### Passage for review
══════════

Opportunities and Challenges of Cardiovascular Disease Risk Prediction for Primary Prevention Using Machine Learning and Electronic Health Records: A Systematic Review
Tianyi Liu , Andrew J. Krentz , Zhiqiang Huo , Vasa Ćurčin
Reviews in Cardiovascular Medicine ›› 2025, Vol. 26 ›› Issue (4) : 37443
Cardiovascular disease (CVD) remains the foremost cause of morbidity and mortality worldwide. Recent advancements in machine learning (ML) have demonstrated substantial potential in augmenting risk stratification for primary prevention, surpassing conventional statistical models in predictive performance. Thus, integrating ML with Electronic Health Records (EHRs) enables refined risk estimation by leveraging the granularity and breadth of longitudinal individual patient data. However, fundamental barriers persist, including limited generalizability, challenges in interpretability, and the absence of rigorous external validation, all of which impede widespread clinical deployment.
This review adheres to the methodological rigor of the Preferred Reporting Items for Systematic Reviews and Meta-Analyses (PRISMA) and Scale for the Assessment of Narrative Review Articles (SANRA) guidelines. A systematic literature search was performed in March 2024, encompassing the Medline and Embase databases, to identify studies published since 2010. Supplementary references were retrieved from the Institute for Scientific Information (ISI) Web of Science, and manual searches were curated. The selection process, conducted via Rayyan, focused on systematic and narrative reviews evaluating ML-driven models for long-term CVD risk prediction within primary prevention contexts utilizing EHR data. Studies investigating short-term prognostication, highly specific comorbid cohorts, or conventional models devoid of ML components were excluded.

══════════

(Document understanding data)
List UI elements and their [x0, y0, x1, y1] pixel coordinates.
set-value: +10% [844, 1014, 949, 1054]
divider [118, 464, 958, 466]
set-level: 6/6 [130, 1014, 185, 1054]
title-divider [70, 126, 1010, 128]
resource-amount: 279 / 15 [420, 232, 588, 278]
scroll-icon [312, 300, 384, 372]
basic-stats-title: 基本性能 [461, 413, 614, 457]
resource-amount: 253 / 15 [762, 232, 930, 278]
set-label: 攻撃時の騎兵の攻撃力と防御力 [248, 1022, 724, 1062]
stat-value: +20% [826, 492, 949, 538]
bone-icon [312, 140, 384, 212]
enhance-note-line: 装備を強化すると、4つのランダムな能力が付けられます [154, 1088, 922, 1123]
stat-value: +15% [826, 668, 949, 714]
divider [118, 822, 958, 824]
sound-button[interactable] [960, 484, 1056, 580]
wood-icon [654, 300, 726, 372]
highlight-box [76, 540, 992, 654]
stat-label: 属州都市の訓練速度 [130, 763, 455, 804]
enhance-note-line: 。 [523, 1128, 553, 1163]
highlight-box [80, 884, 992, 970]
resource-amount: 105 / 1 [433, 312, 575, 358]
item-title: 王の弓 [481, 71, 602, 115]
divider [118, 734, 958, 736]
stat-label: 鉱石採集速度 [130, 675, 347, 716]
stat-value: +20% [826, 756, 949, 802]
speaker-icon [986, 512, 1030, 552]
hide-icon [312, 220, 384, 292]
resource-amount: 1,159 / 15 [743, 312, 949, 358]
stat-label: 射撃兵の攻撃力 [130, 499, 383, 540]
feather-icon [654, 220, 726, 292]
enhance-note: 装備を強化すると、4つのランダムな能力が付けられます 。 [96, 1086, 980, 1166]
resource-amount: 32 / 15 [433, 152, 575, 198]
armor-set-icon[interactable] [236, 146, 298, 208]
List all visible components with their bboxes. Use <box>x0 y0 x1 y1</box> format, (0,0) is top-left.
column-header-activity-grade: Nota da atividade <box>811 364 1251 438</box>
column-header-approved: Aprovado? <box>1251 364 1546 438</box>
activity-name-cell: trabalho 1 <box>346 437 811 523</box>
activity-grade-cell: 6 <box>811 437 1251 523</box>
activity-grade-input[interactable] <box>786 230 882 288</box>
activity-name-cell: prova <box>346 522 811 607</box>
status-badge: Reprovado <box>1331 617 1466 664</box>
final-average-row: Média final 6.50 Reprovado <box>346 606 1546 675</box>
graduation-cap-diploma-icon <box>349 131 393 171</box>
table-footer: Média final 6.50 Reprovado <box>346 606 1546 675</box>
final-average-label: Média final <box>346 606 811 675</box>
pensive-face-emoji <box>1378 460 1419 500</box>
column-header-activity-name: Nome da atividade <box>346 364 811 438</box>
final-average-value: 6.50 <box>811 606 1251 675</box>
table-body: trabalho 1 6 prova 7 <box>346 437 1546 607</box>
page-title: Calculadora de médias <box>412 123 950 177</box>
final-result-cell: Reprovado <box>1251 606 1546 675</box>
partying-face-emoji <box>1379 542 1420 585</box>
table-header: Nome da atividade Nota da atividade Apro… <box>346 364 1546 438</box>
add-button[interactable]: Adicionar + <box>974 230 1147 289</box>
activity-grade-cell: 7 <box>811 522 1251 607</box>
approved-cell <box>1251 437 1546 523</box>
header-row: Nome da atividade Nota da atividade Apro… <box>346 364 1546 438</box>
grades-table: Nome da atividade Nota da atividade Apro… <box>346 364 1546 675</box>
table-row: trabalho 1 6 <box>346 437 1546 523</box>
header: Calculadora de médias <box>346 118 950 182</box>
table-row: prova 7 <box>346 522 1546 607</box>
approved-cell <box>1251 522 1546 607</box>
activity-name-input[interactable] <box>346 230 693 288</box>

══════════

### Assigned task 1
According to the review abstract, which two databases did the systematic literature search cover?
### Assigned task 2
Revise the review abstract starting with "This review adheres" and going on through "components were excluded.", changing "manual searches" to "hand searches".
The records are separate material and have no connection to the review abstract.

### Task answer 1
It covered the Medline and Embase databases.

### Task answer 2
This review adheres to the methodological rigor of the Preferred Reporting Items for Systematic Reviews and Meta-Analyses (PRISMA) and Scale for the Assessment of Narrative Review Articles (SANRA) guidelines. A systematic literature search was performed in March 2024, encompassing the Medline and Embase databases, to identify studies published since 2010. Supplementary references were retrieved from the Institute for Scientific Information (ISI) Web of Science, and hand searches were curated. The selection process, conducted via Rayyan, focused on systematic and narrative reviews evaluating ML-driven models for long-term CVD risk prediction within primary prevention contexts utilizing EHR data. Studies investigating short-term prognostication, highly specific comorbid cohorts, or conventional models devoid of ML components were excluded.